# [Given data]

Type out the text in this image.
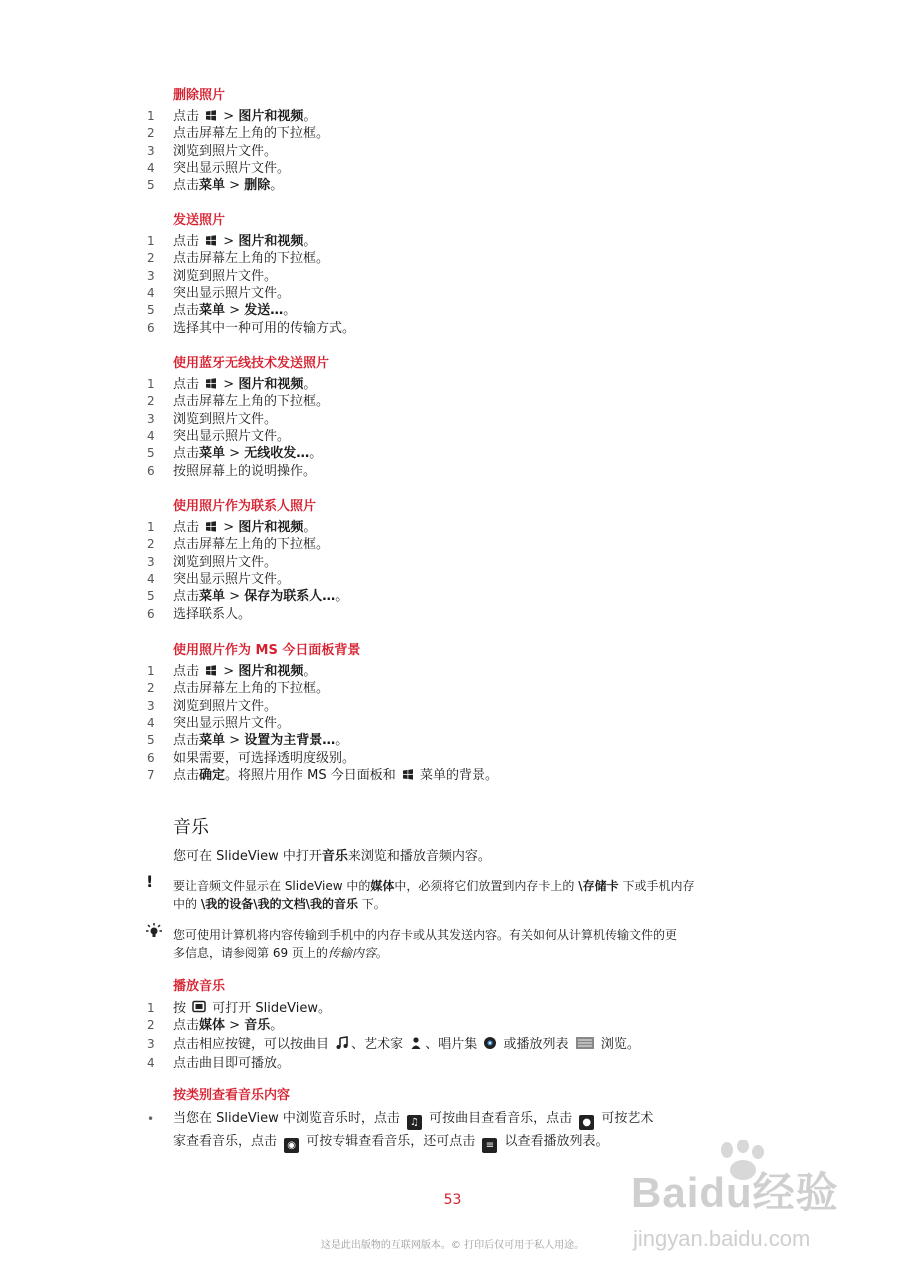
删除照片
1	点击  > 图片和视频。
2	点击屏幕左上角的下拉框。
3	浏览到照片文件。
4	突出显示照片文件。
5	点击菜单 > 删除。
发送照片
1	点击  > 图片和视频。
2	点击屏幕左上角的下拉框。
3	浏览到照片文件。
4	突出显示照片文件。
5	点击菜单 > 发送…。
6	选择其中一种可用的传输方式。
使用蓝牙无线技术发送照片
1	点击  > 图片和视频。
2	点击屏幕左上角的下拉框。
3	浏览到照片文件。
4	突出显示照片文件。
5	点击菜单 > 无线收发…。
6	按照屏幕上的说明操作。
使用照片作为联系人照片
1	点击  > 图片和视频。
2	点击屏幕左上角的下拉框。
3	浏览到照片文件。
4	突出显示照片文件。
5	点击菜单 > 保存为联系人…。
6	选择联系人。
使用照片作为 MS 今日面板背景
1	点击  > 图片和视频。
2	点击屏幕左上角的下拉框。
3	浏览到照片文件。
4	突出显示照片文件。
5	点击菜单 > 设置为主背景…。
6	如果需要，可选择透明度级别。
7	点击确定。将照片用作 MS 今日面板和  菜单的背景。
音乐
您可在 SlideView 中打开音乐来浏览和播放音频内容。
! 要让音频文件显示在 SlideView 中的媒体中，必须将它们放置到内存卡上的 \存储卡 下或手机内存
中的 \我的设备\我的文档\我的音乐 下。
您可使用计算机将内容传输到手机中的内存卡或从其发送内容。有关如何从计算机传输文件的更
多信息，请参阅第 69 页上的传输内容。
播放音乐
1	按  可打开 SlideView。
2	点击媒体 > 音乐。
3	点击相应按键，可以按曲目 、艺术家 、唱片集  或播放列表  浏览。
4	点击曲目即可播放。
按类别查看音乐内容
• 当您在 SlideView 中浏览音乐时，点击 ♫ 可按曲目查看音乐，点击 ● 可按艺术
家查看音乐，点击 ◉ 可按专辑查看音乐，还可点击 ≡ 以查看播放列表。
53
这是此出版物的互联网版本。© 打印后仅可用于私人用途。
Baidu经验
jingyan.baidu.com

# [Request]
Write out the records above once more, word for word, with no pictures.

# [Solution]
Type out the text in this image.
删除照片
1	点击  > 图片和视频。
2	点击屏幕左上角的下拉框。
3	浏览到照片文件。
4	突出显示照片文件。
5	点击菜单 > 删除。
发送照片
1	点击  > 图片和视频。
2	点击屏幕左上角的下拉框。
3	浏览到照片文件。
4	突出显示照片文件。
5	点击菜单 > 发送…。
6	选择其中一种可用的传输方式。
使用蓝牙无线技术发送照片
1	点击  > 图片和视频。
2	点击屏幕左上角的下拉框。
3	浏览到照片文件。
4	突出显示照片文件。
5	点击菜单 > 无线收发…。
6	按照屏幕上的说明操作。
使用照片作为联系人照片
1	点击  > 图片和视频。
2	点击屏幕左上角的下拉框。
3	浏览到照片文件。
4	突出显示照片文件。
5	点击菜单 > 保存为联系人…。
6	选择联系人。
使用照片作为 MS 今日面板背景
1	点击  > 图片和视频。
2	点击屏幕左上角的下拉框。
3	浏览到照片文件。
4	突出显示照片文件。
5	点击菜单 > 设置为主背景…。
6	如果需要，可选择透明度级别。
7	点击确定。将照片用作 MS 今日面板和  菜单的背景。
音乐
您可在 SlideView 中打开音乐来浏览和播放音频内容。
! 要让音频文件显示在 SlideView 中的媒体中，必须将它们放置到内存卡上的 \存储卡 下或手机内存
中的 \我的设备\我的文档\我的音乐 下。
您可使用计算机将内容传输到手机中的内存卡或从其发送内容。有关如何从计算机传输文件的更
多信息，请参阅第 69 页上的传输内容。
播放音乐
1	按  可打开 SlideView。
2	点击媒体 > 音乐。
3	点击相应按键，可以按曲目 、艺术家 、唱片集  或播放列表  浏览。
4	点击曲目即可播放。
按类别查看音乐内容
• 当您在 SlideView 中浏览音乐时，点击 ♫ 可按曲目查看音乐，点击 ● 可按艺术
家查看音乐，点击 ◉ 可按专辑查看音乐，还可点击 ≡ 以查看播放列表。
53
这是此出版物的互联网版本。© 打印后仅可用于私人用途。
Baidu经验
jingyan.baidu.com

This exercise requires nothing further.